— START OF Data in this exercise —

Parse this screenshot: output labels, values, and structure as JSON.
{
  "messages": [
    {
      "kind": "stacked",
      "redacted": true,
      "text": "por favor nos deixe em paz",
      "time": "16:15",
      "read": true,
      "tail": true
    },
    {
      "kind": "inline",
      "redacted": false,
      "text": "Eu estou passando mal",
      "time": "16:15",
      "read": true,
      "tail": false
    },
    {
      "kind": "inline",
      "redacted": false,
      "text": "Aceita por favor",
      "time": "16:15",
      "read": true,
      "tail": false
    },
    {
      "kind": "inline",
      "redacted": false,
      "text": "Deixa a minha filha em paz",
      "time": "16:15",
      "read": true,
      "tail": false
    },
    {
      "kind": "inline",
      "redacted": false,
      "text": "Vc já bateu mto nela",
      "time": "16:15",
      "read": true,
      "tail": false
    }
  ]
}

— END OF Data in this exercise —

Gather each line of the listing containing the word "text" and show it.

## Solution to this problem:
      "text": "por favor nos deixe em paz",
      "text": "Eu estou passando mal",
      "text": "Aceita por favor",
      "text": "Deixa a minha filha em paz",
      "text": "Vc já bateu mto nela",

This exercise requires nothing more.